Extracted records
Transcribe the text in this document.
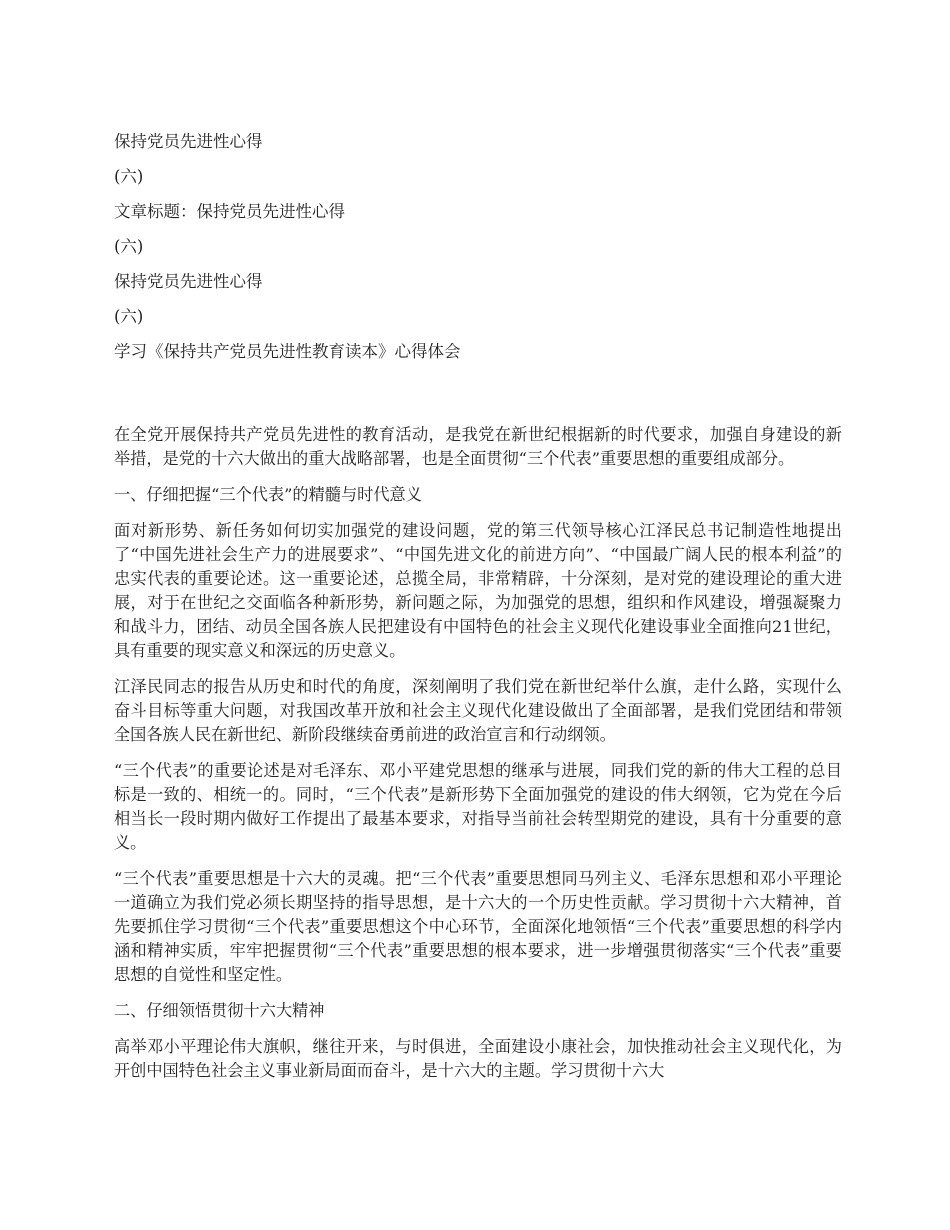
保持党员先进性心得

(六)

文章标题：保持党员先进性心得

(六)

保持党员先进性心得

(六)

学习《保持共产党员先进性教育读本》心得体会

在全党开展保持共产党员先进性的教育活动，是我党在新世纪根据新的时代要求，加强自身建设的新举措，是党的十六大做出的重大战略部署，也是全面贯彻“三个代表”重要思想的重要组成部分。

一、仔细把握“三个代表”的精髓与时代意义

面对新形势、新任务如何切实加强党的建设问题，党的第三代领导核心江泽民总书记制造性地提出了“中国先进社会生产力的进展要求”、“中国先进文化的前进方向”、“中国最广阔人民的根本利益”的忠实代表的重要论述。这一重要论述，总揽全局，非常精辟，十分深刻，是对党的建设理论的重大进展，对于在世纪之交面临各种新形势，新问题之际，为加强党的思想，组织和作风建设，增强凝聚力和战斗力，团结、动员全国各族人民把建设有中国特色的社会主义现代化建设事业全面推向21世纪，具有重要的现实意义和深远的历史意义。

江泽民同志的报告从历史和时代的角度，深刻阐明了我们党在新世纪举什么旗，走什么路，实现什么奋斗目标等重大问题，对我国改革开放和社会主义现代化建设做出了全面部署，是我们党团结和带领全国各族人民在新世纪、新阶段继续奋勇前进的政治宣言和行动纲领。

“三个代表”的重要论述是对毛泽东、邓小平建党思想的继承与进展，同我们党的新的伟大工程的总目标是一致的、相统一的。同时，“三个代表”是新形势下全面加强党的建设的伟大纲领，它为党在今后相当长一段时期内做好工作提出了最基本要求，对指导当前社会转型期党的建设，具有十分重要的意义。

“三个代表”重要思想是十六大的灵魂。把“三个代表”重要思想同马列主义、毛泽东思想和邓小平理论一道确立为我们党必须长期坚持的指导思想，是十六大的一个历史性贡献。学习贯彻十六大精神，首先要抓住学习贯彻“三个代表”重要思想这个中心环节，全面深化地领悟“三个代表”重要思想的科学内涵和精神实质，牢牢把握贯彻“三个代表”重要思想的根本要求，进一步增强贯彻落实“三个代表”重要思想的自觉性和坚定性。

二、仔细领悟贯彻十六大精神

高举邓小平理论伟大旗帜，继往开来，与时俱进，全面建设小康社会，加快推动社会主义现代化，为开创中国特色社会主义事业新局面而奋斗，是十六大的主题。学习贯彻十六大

...

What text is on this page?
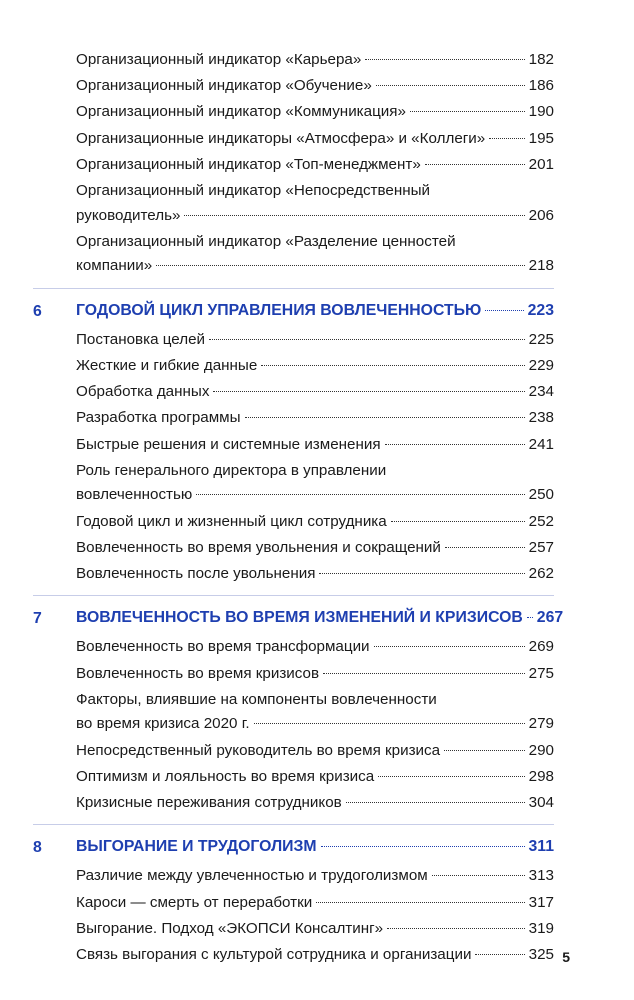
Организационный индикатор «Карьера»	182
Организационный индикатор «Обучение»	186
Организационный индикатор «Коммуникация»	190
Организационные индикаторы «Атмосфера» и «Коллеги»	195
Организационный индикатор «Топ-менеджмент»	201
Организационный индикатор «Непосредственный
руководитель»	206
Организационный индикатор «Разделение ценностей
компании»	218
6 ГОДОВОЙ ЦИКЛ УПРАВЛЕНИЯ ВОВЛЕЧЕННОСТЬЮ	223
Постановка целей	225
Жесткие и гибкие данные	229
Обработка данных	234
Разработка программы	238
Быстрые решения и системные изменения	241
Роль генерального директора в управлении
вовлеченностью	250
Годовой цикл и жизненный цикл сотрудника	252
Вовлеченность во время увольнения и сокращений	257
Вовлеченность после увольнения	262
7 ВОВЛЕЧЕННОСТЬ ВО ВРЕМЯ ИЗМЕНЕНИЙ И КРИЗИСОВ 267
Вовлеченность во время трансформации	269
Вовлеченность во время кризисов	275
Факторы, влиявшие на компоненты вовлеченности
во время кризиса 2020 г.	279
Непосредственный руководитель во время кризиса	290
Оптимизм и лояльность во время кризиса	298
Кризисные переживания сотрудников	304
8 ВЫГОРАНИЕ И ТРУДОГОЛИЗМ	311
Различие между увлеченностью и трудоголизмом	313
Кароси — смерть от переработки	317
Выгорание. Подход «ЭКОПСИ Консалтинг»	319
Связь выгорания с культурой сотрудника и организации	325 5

==

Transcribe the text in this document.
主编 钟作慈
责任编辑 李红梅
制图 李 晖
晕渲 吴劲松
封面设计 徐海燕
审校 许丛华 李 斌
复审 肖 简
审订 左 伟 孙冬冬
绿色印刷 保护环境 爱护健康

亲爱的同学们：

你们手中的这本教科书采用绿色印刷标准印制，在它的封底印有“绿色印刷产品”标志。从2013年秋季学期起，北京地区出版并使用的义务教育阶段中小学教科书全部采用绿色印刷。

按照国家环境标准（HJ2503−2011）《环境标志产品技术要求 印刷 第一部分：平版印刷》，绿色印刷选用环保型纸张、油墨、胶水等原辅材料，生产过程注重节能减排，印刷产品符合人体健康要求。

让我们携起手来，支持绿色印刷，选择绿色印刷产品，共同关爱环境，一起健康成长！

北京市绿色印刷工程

# THE EXERCISE:
Identify which lines contain the word "сотрудника" and copy each one.

# WRITTEN SOLUTION:
Годовой цикл и жизненный цикл сотрудника	252
Связь выгорания с культурой сотрудника и организации	325 5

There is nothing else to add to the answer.